Some records
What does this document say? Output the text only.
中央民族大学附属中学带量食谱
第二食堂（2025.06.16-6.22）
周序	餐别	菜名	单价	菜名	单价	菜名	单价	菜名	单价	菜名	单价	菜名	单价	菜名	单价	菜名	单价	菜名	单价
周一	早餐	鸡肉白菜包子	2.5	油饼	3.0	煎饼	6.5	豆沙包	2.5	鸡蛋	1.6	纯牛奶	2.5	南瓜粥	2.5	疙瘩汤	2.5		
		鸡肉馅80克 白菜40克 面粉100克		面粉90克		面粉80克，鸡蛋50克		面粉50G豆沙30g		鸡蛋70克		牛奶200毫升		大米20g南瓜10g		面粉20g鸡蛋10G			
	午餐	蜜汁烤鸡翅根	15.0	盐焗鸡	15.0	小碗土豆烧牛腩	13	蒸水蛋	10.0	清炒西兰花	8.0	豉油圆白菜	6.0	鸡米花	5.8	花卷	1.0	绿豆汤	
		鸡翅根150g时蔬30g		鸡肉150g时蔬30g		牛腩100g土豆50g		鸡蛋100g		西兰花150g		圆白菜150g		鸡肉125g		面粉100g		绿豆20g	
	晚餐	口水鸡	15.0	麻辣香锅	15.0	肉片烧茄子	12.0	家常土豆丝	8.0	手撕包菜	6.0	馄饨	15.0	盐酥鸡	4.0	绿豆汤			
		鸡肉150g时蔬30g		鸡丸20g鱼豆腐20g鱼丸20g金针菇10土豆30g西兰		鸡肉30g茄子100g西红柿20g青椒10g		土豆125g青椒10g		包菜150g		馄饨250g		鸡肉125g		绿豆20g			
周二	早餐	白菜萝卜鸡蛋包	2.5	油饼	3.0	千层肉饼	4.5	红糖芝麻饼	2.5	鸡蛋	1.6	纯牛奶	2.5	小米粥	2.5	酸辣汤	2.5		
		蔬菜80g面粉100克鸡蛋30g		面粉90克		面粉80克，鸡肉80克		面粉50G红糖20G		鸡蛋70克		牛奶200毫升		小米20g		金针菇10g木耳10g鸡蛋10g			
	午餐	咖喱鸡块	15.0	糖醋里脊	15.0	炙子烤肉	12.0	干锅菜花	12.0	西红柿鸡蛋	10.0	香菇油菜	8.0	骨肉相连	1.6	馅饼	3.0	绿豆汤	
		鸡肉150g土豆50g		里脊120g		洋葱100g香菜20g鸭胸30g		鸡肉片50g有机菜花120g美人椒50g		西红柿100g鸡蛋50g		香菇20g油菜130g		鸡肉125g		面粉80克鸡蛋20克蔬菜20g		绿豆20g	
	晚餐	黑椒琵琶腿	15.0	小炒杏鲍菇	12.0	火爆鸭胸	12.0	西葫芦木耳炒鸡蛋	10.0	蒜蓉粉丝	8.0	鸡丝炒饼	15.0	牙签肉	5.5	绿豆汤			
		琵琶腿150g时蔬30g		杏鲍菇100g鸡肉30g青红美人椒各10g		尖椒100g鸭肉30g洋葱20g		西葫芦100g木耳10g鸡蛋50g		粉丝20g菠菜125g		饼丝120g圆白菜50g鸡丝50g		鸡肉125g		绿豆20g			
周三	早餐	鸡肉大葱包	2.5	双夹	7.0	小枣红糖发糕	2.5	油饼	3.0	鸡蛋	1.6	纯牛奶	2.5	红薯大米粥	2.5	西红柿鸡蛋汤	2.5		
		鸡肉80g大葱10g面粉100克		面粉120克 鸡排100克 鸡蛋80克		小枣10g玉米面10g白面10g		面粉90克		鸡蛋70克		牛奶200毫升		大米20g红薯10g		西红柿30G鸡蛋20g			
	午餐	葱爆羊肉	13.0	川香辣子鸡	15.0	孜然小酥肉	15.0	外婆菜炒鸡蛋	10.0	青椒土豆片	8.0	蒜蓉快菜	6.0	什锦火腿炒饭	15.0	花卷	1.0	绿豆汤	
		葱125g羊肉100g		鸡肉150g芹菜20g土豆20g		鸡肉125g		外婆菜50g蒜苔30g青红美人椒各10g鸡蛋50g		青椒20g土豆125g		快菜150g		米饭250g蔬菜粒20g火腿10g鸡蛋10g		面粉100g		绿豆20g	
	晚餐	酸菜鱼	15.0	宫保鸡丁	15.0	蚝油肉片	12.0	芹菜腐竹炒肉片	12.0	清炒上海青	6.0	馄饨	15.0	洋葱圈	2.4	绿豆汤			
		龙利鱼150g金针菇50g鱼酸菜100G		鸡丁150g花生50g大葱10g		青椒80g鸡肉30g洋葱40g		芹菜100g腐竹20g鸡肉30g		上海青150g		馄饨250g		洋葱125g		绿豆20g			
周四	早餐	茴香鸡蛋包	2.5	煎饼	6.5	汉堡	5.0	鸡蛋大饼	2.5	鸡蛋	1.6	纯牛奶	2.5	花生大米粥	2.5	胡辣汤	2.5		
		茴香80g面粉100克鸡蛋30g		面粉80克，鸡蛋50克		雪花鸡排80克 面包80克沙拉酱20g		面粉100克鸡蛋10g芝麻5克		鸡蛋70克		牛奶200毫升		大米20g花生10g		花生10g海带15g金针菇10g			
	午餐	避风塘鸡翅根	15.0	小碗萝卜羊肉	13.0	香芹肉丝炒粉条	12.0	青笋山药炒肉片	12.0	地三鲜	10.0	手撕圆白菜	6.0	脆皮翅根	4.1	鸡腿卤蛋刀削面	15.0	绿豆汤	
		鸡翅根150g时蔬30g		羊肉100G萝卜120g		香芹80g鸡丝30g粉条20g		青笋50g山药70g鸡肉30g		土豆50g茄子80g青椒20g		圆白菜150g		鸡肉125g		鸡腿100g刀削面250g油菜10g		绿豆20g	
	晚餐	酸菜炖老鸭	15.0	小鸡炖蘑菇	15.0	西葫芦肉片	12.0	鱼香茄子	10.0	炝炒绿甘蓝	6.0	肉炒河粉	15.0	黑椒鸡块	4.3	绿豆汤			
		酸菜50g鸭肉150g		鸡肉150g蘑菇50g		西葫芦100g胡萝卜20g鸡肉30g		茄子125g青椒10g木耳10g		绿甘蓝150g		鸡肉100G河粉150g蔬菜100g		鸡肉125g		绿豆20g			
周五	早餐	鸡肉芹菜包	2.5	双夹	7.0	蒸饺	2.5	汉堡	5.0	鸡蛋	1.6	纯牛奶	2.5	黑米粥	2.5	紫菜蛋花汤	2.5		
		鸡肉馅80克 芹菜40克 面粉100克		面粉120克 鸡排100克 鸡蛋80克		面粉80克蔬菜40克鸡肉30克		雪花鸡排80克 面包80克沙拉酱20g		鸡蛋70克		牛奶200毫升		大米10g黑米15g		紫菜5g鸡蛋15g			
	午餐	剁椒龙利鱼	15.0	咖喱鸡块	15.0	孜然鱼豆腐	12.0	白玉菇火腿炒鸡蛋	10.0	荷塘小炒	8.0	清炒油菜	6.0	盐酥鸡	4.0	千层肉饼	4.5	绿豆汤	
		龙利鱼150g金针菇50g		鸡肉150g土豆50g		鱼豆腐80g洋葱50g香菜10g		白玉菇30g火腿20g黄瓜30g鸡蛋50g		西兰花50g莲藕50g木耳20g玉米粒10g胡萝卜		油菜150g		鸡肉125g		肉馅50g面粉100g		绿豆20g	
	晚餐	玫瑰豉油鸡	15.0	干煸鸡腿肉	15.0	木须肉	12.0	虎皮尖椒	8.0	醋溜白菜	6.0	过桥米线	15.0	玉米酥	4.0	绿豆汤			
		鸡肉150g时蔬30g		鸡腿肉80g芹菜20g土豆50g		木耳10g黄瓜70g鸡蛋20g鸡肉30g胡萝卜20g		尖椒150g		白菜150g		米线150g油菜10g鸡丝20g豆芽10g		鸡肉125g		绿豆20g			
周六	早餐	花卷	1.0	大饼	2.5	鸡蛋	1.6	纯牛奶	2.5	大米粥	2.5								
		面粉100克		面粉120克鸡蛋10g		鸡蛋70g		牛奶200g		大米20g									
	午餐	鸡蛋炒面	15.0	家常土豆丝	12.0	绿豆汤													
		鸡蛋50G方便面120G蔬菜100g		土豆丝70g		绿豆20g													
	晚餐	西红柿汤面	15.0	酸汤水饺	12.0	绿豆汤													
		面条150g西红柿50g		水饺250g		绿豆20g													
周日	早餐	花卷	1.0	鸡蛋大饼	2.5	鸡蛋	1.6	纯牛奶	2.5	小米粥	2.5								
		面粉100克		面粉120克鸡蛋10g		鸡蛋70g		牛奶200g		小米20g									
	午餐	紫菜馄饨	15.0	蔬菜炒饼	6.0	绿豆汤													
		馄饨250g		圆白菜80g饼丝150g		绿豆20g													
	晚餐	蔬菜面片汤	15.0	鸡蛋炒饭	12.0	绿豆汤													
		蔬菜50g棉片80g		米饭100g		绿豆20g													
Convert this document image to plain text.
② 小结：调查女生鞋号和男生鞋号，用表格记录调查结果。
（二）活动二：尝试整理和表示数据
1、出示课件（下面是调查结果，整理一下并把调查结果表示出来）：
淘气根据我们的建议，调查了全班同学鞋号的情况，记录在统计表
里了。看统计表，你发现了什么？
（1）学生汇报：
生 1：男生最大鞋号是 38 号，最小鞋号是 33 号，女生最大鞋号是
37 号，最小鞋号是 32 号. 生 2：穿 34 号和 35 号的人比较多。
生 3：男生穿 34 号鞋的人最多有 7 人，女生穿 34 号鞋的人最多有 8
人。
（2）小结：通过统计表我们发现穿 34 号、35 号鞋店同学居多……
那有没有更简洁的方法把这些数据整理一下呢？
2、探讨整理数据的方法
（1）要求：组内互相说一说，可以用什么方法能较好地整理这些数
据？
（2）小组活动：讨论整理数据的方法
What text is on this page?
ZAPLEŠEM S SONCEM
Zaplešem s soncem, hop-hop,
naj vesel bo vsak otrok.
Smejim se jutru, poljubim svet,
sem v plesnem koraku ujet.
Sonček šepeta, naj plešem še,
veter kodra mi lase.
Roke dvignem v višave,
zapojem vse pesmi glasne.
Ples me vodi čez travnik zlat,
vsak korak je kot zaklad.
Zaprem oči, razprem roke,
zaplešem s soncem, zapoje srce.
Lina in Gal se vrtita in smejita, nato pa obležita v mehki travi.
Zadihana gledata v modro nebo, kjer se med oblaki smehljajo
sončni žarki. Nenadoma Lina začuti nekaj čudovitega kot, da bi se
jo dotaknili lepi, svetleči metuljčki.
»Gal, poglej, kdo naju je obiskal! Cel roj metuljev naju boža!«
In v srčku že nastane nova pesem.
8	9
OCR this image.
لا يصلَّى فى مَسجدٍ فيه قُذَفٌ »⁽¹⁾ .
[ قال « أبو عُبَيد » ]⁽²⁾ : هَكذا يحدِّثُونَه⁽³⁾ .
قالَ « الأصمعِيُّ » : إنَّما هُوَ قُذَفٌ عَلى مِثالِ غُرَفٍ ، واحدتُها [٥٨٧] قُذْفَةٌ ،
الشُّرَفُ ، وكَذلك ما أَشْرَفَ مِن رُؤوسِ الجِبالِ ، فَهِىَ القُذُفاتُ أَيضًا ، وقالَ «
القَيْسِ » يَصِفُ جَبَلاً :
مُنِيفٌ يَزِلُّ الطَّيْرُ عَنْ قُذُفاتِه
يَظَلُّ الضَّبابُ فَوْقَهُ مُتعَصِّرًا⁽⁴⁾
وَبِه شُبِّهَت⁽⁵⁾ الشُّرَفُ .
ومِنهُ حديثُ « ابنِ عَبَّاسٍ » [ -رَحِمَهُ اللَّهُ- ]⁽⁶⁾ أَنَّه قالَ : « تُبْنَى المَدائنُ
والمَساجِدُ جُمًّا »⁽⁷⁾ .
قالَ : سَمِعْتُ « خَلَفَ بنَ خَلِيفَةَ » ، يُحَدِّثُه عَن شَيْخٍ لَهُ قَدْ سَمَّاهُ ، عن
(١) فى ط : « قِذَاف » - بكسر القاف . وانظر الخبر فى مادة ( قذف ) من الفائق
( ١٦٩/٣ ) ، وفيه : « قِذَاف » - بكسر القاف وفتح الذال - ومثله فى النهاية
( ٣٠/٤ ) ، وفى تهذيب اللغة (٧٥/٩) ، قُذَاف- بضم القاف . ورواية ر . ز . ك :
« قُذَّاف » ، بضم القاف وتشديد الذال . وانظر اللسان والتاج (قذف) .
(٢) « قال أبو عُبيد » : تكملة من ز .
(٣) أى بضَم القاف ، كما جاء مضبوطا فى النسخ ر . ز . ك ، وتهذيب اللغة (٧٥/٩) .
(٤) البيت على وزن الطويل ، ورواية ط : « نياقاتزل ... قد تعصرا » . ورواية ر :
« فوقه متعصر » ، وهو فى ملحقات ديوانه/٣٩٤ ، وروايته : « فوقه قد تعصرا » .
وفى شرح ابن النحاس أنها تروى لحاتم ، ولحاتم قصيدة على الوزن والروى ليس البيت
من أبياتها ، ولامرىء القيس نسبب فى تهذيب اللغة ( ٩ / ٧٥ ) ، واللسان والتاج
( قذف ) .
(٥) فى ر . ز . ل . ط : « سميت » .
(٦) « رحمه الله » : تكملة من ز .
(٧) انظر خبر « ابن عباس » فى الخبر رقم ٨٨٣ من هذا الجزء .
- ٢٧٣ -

[REQUIRED TASK] Search the records above for the string "البيت". Copy every line that contains it.

[THE RESPONSE]
(٤) البيت على وزن الطويل ، ورواية ط : « نياقاتزل ... قد تعصرا » . ورواية ر :
وفى شرح ابن النحاس أنها تروى لحاتم ، ولحاتم قصيدة على الوزن والروى ليس البيت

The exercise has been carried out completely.